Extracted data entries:
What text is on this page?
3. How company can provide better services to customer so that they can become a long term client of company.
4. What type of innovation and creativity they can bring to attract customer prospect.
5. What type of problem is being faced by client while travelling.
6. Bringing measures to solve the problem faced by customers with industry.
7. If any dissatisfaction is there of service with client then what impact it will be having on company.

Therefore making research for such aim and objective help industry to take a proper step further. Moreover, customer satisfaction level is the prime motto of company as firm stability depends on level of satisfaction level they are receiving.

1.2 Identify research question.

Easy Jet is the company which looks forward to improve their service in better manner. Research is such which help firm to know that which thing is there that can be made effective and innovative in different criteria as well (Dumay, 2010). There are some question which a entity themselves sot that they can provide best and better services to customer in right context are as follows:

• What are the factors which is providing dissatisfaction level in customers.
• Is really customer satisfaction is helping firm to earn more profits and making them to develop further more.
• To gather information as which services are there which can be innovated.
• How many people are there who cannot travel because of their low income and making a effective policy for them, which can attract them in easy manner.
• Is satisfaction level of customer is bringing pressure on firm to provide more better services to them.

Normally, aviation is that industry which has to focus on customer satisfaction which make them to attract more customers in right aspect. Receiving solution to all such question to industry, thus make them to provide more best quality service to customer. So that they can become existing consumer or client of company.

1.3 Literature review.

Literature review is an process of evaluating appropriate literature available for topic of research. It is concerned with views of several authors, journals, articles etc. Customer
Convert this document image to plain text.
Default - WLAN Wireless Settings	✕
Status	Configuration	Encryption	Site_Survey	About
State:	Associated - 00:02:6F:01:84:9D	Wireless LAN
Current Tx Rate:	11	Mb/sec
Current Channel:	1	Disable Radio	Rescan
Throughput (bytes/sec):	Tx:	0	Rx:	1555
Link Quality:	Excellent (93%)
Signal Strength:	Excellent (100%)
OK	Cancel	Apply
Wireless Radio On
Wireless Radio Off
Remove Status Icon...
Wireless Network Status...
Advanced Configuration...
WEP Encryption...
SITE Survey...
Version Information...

* _Given instruction_: Write out every line of the entries that holds the word "review".

* _Response to the exercise_:
1.3 Literature review.
Literature review is an process of evaluating appropriate literature available for topic of research. It is concerned with views of several authors, journals, articles etc. Customer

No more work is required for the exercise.